GIVEN DATA:
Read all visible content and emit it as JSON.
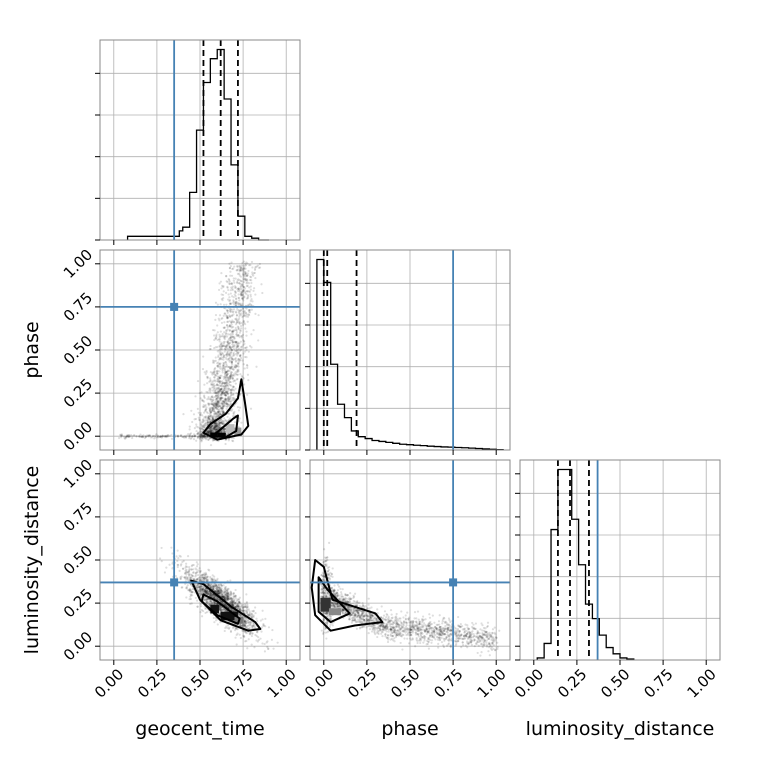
{
  "chart_data": {
    "type": "corner",
    "parameters": [
      "geocent_time",
      "phase",
      "luminosity_distance"
    ],
    "axis_labels": {
      "x": [
        "geocent_time",
        "phase",
        "luminosity_distance"
      ],
      "y": [
        "phase",
        "luminosity_distance"
      ]
    },
    "range": [
      0,
      1
    ],
    "ticks": [
      0.0,
      0.25,
      0.5,
      0.75,
      1.0
    ],
    "tick_labels": [
      "0.00",
      "0.25",
      "0.50",
      "0.75",
      "1.00"
    ],
    "grid": true,
    "truths": {
      "geocent_time": 0.35,
      "phase": 0.75,
      "luminosity_distance": 0.37
    },
    "truth_color": "#4682b4",
    "line_color": "#000000",
    "quantiles": {
      "geocent_time": [
        0.52,
        0.62,
        0.72
      ],
      "phase": [
        0.0,
        0.02,
        0.19
      ],
      "luminosity_distance": [
        0.14,
        0.21,
        0.32
      ]
    },
    "histograms": {
      "geocent_time": {
        "bins": [
          0.08,
          0.1,
          0.12,
          0.14,
          0.16,
          0.18,
          0.2,
          0.22,
          0.24,
          0.26,
          0.28,
          0.3,
          0.32,
          0.34,
          0.36,
          0.38,
          0.4,
          0.42,
          0.44,
          0.46,
          0.48,
          0.5,
          0.52,
          0.54,
          0.56,
          0.58,
          0.6,
          0.62,
          0.64,
          0.66,
          0.68,
          0.7,
          0.72,
          0.74,
          0.76,
          0.78,
          0.8,
          0.82,
          0.84,
          0.86,
          0.88,
          0.9
        ],
        "counts": [
          0.02,
          0.02,
          0.02,
          0.02,
          0.02,
          0.02,
          0.02,
          0.02,
          0.02,
          0.02,
          0.02,
          0.02,
          0.02,
          0.02,
          0.02,
          0.05,
          0.07,
          0.07,
          0.26,
          0.26,
          0.6,
          0.6,
          0.86,
          0.86,
          0.99,
          0.99,
          1.04,
          1.04,
          0.77,
          0.77,
          0.41,
          0.41,
          0.13,
          0.13,
          0.02,
          0.02,
          0.01,
          0.01,
          0.0,
          0.0,
          0.0
        ]
      },
      "phase": {
        "bins": [
          -0.04,
          0.0,
          0.04,
          0.08,
          0.12,
          0.16,
          0.2,
          0.24,
          0.28,
          0.32,
          0.36,
          0.4,
          0.44,
          0.48,
          0.52,
          0.56,
          0.6,
          0.64,
          0.68,
          0.72,
          0.76,
          0.8,
          0.84,
          0.88,
          0.92,
          0.96,
          1.0,
          1.04
        ],
        "counts": [
          1.0,
          0.88,
          0.45,
          0.24,
          0.17,
          0.1,
          0.07,
          0.06,
          0.05,
          0.045,
          0.04,
          0.035,
          0.03,
          0.028,
          0.025,
          0.023,
          0.02,
          0.018,
          0.016,
          0.015,
          0.013,
          0.012,
          0.01,
          0.008,
          0.006,
          0.004,
          0.002
        ]
      },
      "luminosity_distance": {
        "bins": [
          0.02,
          0.06,
          0.1,
          0.14,
          0.18,
          0.22,
          0.26,
          0.3,
          0.34,
          0.38,
          0.42,
          0.46,
          0.5,
          0.54,
          0.58
        ],
        "counts": [
          0.01,
          0.08,
          0.63,
          0.92,
          0.92,
          0.68,
          0.46,
          0.27,
          0.2,
          0.12,
          0.06,
          0.03,
          0.01,
          0.005
        ]
      }
    },
    "scatter_pairs": [
      {
        "x": "geocent_time",
        "y": "phase"
      },
      {
        "x": "geocent_time",
        "y": "luminosity_distance"
      },
      {
        "x": "phase",
        "y": "luminosity_distance"
      }
    ]
  }
}
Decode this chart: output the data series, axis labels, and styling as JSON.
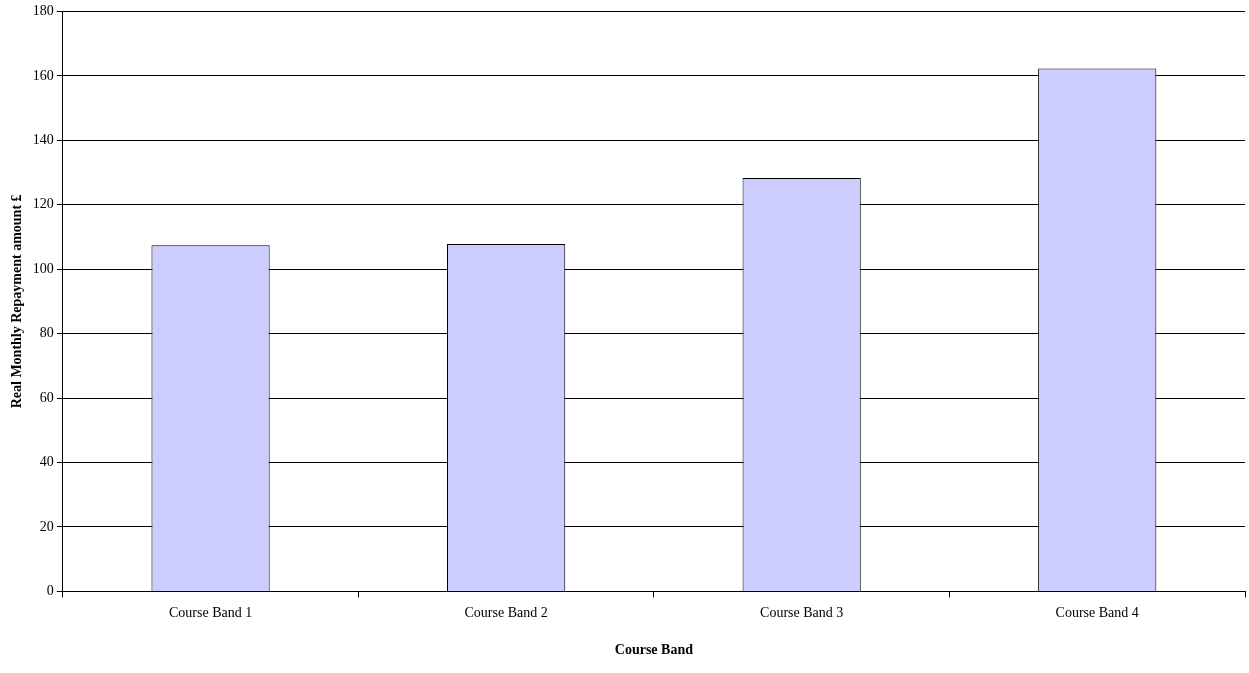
{
  "chart_data": {
    "type": "bar",
    "xlabel": "Course Band",
    "ylabel": "Real Monthly Repayment amount £",
    "categories": [
      "Course Band 1",
      "Course Band 2",
      "Course Band 3",
      "Course Band 4"
    ],
    "values": [
      107.4,
      107.8,
      128.3,
      162.3
    ],
    "color": "#ccccff",
    "ylim": [
      0,
      180
    ],
    "yticks": [
      0,
      20,
      40,
      60,
      80,
      100,
      120,
      140,
      160,
      180
    ],
    "grid": "y",
    "legend": false
  }
}
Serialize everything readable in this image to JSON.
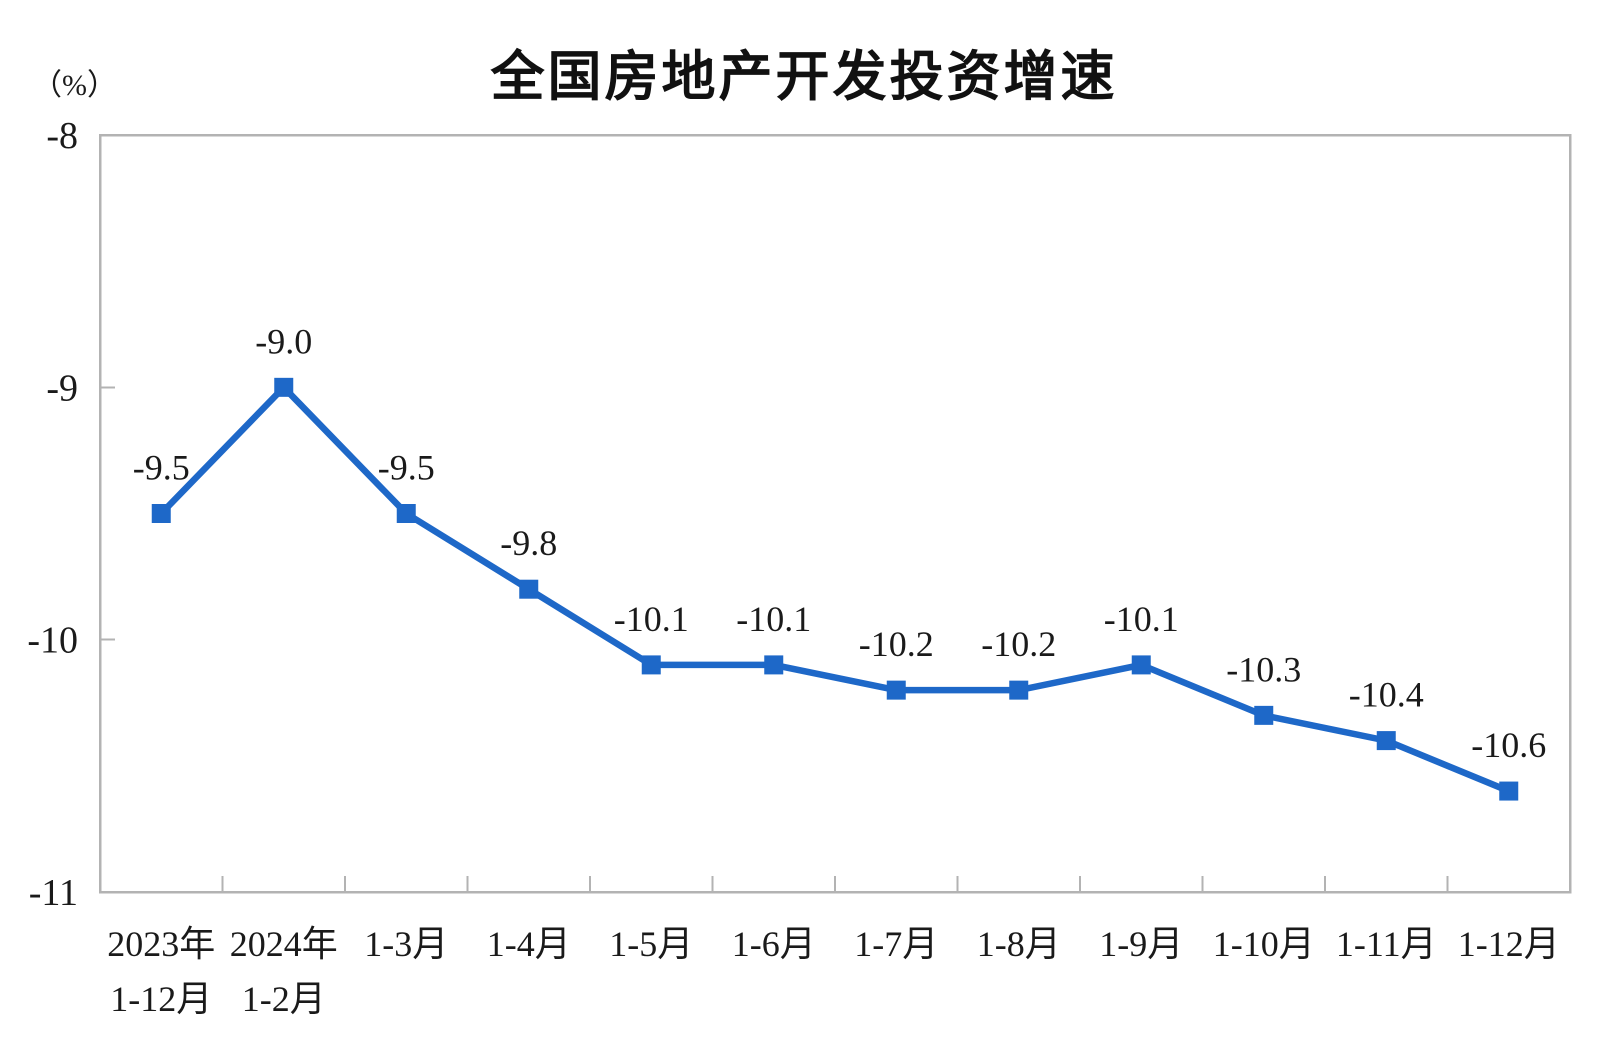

INSTRUCTIONS TO FOLLOW: Output all of the entries verbatim, leaving out any images.

OUTPUT BELOW:
Read all visible content and emit it as JSON.
{
  "chart_data": {
    "type": "corner",
    "parameters": [
      "geocent_time",
      "phase",
      "luminosity_distance"
    ],
    "axis_labels": {
      "x": [
        "geocent_time",
        "phase",
        "luminosity_distance"
      ],
      "y": [
        "phase",
        "luminosity_distance"
      ]
    },
    "range": [
      0,
      1
    ],
    "ticks": [
      0.0,
      0.25,
      0.5,
      0.75,
      1.0
    ],
    "tick_labels": [
      "0.00",
      "0.25",
      "0.50",
      "0.75",
      "1.00"
    ],
    "grid": true,
    "truths": {
      "geocent_time": 0.35,
      "phase": 0.75,
      "luminosity_distance": 0.37
    },
    "truth_color": "#4682b4",
    "line_color": "#000000",
    "quantiles": {
      "geocent_time": [
        0.52,
        0.62,
        0.72
      ],
      "phase": [
        0.0,
        0.02,
        0.19
      ],
      "luminosity_distance": [
        0.14,
        0.21,
        0.32
      ]
    },
    "histograms": {
      "geocent_time": {
        "bins": [
          0.08,
          0.1,
          0.12,
          0.14,
          0.16,
          0.18,
          0.2,
          0.22,
          0.24,
          0.26,
          0.28,
          0.3,
          0.32,
          0.34,
          0.36,
          0.38,
          0.4,
          0.42,
          0.44,
          0.46,
          0.48,
          0.5,
          0.52,
          0.54,
          0.56,
          0.58,
          0.6,
          0.62,
          0.64,
          0.66,
          0.68,
          0.7,
          0.72,
          0.74,
          0.76,
          0.78,
          0.8,
          0.82,
          0.84,
          0.86,
          0.88,
          0.9
        ],
        "counts": [
          0.02,
          0.02,
          0.02,
          0.02,
          0.02,
          0.02,
          0.02,
          0.02,
          0.02,
          0.02,
          0.02,
          0.02,
          0.02,
          0.02,
          0.02,
          0.05,
          0.07,
          0.07,
          0.26,
          0.26,
          0.6,
          0.6,
          0.86,
          0.86,
          0.99,
          0.99,
          1.04,
          1.04,
          0.77,
          0.77,
          0.41,
          0.41,
          0.13,
          0.13,
          0.02,
          0.02,
          0.01,
          0.01,
          0.0,
          0.0,
          0.0
        ]
      },
      "phase": {
        "bins": [
          -0.04,
          0.0,
          0.04,
          0.08,
          0.12,
          0.16,
          0.2,
          0.24,
          0.28,
          0.32,
          0.36,
          0.4,
          0.44,
          0.48,
          0.52,
          0.56,
          0.6,
          0.64,
          0.68,
          0.72,
          0.76,
          0.8,
          0.84,
          0.88,
          0.92,
          0.96,
          1.0,
          1.04
        ],
        "counts": [
          1.0,
          0.88,
          0.45,
          0.24,
          0.17,
          0.1,
          0.07,
          0.06,
          0.05,
          0.045,
          0.04,
          0.035,
          0.03,
          0.028,
          0.025,
          0.023,
          0.02,
          0.018,
          0.016,
          0.015,
          0.013,
          0.012,
          0.01,
          0.008,
          0.006,
          0.004,
          0.002
        ]
      },
      "luminosity_distance": {
        "bins": [
          0.02,
          0.06,
          0.1,
          0.14,
          0.18,
          0.22,
          0.26,
          0.3,
          0.34,
          0.38,
          0.42,
          0.46,
          0.5,
          0.54,
          0.58
        ],
        "counts": [
          0.01,
          0.08,
          0.63,
          0.92,
          0.92,
          0.68,
          0.46,
          0.27,
          0.2,
          0.12,
          0.06,
          0.03,
          0.01,
          0.005
        ]
      }
    },
    "scatter_pairs": [
      {
        "x": "geocent_time",
        "y": "phase"
      },
      {
        "x": "geocent_time",
        "y": "luminosity_distance"
      },
      {
        "x": "phase",
        "y": "luminosity_distance"
      }
    ]
  }
}
Decode this chart: output the data series, axis labels, and styling as JSON.
{
  "chart_data": {
    "type": "bar",
    "xlabel": "Course Band",
    "ylabel": "Real Monthly Repayment amount £",
    "categories": [
      "Course Band 1",
      "Course Band 2",
      "Course Band 3",
      "Course Band 4"
    ],
    "values": [
      107.4,
      107.8,
      128.3,
      162.3
    ],
    "color": "#ccccff",
    "ylim": [
      0,
      180
    ],
    "yticks": [
      0,
      20,
      40,
      60,
      80,
      100,
      120,
      140,
      160,
      180
    ],
    "grid": "y",
    "legend": false
  }
}
Serialize everything readable in this image to JSON.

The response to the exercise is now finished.